(Stored data entries)
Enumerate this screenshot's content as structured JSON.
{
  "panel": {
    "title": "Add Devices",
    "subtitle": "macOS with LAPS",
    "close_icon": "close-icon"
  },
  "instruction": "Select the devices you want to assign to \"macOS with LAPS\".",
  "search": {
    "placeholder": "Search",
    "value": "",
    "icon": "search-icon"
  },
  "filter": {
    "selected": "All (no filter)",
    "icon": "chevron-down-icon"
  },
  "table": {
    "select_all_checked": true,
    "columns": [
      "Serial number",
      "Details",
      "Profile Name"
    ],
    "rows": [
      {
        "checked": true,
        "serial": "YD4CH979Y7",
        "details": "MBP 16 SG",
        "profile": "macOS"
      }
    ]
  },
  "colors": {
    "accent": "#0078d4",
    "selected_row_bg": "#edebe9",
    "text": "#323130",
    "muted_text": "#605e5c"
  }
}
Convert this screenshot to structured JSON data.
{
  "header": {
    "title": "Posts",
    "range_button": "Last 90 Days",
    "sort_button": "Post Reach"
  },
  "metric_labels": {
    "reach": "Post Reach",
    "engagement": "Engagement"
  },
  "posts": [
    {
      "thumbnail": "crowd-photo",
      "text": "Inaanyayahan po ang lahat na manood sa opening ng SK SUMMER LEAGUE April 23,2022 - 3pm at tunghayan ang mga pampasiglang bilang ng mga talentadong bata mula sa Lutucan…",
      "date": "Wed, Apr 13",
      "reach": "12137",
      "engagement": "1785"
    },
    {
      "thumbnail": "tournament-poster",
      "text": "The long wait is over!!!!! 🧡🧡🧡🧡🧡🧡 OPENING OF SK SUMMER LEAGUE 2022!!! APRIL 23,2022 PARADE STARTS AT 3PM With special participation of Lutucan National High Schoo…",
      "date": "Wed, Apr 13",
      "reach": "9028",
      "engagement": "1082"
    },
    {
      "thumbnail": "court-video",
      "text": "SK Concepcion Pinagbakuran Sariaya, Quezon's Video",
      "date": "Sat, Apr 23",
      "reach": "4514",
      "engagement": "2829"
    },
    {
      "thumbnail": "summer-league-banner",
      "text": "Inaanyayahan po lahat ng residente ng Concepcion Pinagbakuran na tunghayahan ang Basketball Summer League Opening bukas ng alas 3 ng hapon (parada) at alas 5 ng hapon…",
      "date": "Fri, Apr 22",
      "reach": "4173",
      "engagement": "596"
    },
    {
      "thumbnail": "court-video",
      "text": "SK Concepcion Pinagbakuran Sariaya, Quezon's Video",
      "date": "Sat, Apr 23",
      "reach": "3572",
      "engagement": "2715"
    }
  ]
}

*Exercise:* Copy out each line of the data containing the string "icon".

*Solution for this task:*
    "close_icon": "close-icon"
    "icon": "search-icon"
    "icon": "chevron-down-icon"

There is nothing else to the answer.